## Stated exercise
Find all the lines with "preocupación" and gather them.

## Part of a data file
_ _ _ _ _ _ _
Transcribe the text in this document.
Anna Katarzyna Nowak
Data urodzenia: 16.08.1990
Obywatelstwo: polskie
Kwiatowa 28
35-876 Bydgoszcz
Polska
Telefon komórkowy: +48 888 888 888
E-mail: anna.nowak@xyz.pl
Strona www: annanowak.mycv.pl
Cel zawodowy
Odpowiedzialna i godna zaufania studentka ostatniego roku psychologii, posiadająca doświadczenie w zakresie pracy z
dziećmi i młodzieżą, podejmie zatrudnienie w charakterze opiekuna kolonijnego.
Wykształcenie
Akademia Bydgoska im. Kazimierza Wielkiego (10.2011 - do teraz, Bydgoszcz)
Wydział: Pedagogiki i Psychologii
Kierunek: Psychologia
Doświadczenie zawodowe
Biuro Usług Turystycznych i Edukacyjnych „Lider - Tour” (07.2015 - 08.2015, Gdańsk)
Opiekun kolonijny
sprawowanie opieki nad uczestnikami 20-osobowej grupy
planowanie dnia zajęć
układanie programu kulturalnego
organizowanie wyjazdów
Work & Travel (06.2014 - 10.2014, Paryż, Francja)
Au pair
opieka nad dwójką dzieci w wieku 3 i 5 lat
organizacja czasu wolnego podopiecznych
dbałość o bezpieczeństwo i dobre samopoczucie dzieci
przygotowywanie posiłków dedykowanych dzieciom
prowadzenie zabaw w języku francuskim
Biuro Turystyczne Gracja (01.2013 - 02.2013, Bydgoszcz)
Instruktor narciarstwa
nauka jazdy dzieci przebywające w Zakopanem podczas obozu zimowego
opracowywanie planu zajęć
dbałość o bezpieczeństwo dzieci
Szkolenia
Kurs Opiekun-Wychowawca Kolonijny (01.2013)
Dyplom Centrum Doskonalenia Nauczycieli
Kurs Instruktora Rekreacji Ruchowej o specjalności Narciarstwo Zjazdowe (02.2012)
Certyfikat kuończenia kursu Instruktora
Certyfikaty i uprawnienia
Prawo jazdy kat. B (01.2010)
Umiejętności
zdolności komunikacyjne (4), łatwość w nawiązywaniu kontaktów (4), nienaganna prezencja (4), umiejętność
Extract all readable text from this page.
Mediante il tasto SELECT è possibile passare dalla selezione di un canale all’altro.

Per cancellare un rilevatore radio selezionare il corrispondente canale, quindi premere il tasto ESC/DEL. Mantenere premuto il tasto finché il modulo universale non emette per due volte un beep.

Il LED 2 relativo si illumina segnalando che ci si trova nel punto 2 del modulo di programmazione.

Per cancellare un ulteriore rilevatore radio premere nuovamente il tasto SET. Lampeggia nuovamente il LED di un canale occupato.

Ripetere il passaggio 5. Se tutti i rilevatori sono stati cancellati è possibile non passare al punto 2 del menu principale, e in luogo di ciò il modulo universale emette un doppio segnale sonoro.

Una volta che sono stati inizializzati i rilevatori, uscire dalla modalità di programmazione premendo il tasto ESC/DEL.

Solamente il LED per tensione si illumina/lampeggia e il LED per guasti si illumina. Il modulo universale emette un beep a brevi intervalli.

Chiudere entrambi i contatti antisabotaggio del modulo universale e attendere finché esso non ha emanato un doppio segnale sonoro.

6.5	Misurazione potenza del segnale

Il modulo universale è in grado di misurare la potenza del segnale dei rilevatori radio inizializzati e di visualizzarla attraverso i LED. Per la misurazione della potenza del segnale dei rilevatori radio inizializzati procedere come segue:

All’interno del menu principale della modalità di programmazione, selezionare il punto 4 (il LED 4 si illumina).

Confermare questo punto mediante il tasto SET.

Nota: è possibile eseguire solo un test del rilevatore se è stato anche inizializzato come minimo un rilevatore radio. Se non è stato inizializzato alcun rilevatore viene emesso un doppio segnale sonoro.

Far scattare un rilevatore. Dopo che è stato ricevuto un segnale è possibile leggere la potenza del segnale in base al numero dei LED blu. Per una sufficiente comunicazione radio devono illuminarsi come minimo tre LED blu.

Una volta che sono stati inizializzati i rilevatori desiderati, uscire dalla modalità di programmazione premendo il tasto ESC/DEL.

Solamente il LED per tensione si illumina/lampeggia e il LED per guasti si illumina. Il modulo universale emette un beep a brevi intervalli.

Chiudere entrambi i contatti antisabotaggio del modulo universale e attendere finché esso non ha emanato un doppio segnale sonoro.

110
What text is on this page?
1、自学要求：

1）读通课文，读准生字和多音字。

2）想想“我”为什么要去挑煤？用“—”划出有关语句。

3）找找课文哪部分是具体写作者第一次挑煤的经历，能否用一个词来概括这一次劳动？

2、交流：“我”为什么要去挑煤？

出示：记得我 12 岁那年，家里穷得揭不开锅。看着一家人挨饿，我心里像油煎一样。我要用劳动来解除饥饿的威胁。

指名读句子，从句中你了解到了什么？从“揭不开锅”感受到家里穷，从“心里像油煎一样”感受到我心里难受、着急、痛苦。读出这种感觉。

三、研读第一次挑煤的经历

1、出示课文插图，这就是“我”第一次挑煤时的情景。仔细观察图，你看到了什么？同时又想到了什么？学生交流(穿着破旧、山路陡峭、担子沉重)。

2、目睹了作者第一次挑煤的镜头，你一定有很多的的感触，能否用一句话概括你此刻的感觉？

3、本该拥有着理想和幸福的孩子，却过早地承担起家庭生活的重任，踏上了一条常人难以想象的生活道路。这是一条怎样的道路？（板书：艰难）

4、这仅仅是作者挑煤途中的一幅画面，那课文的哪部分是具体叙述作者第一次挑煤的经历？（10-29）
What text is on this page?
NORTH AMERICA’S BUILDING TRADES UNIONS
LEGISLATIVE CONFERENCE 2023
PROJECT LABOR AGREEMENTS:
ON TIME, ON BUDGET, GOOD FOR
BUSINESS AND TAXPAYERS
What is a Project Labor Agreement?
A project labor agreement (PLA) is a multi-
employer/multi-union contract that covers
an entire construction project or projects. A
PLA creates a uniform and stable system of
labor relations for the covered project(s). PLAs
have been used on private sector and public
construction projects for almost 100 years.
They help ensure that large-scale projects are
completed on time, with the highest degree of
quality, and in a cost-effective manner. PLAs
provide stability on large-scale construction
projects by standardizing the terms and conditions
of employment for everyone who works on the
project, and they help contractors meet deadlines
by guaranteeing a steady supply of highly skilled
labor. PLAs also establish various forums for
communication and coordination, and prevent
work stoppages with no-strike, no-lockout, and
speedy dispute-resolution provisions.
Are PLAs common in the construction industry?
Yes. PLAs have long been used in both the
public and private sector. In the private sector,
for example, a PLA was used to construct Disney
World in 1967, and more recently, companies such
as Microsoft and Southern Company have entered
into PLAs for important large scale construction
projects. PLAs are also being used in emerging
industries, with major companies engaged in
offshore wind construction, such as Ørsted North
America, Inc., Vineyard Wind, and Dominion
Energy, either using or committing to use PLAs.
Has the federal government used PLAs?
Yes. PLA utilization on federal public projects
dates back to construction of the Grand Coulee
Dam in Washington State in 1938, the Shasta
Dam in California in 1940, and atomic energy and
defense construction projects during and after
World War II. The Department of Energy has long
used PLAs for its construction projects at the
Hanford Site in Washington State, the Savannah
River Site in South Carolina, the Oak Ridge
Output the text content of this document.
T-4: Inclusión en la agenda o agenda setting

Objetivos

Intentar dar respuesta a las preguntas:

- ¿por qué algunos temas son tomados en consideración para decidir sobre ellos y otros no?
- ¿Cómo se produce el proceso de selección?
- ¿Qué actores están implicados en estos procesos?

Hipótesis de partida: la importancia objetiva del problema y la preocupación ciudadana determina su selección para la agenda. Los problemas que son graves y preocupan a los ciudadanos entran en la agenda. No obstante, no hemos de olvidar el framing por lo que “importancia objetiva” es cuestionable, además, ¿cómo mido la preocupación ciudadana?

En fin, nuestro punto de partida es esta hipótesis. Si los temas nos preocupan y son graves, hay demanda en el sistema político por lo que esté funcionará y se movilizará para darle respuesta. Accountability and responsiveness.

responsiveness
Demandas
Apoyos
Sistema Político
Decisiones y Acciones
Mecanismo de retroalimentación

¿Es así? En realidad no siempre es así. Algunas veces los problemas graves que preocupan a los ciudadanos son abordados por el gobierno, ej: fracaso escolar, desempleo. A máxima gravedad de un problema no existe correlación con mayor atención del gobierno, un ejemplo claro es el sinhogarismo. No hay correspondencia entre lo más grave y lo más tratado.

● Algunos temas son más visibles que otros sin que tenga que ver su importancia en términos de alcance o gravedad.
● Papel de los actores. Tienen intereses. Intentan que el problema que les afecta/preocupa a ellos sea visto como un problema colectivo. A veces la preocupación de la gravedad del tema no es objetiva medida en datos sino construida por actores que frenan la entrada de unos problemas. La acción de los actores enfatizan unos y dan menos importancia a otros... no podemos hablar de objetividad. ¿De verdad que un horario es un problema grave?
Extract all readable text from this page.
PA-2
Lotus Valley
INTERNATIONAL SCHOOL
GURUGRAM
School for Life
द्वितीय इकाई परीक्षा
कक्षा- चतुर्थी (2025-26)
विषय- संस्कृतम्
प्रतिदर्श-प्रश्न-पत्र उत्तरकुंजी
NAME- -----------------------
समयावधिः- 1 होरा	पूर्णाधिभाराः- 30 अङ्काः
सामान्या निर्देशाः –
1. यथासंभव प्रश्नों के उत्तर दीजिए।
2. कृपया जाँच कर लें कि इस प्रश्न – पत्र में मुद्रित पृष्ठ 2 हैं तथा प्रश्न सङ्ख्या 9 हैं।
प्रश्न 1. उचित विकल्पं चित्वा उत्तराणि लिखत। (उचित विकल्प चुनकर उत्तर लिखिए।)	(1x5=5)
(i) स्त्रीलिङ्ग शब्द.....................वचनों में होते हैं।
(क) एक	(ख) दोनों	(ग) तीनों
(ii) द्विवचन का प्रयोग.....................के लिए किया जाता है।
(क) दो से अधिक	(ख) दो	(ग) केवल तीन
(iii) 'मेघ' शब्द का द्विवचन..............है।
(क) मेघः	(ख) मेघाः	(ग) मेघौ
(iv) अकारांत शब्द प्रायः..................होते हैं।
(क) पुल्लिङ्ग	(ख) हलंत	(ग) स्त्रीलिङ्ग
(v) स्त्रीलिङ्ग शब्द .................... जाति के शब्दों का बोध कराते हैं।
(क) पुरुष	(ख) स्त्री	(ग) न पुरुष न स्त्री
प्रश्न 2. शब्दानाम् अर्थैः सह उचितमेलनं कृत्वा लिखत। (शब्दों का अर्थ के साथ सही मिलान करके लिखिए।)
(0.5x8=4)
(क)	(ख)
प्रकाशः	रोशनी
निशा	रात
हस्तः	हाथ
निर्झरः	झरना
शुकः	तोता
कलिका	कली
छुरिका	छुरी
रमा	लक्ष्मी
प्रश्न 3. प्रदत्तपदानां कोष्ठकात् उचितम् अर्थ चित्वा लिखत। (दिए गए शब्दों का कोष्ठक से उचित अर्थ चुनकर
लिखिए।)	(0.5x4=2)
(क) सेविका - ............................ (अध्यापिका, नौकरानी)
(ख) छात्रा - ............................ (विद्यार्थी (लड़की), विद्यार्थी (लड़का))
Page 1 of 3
_ _ _ _ _ _ _
## Answer to this problem
Hipótesis de partida: la importancia objetiva del problema y la preocupación ciudadana determina su selección para la agenda. Los problemas que son graves y preocupan a los ciudadanos entran en la agenda. No obstante, no hemos de olvidar el framing por lo que “importancia objetiva” es cuestionable, además, ¿cómo mido la preocupación ciudadana?
● Papel de los actores. Tienen intereses. Intentan que el problema que les afecta/preocupa a ellos sea visto como un problema colectivo. A veces la preocupación de la gravedad del tema no es objetiva medida en datos sino construida por actores que frenan la entrada de unos problemas. La acción de los actores enfatizan unos y dan menos importancia a otros... no podemos hablar de objetividad. ¿De verdad que un horario es un problema grave?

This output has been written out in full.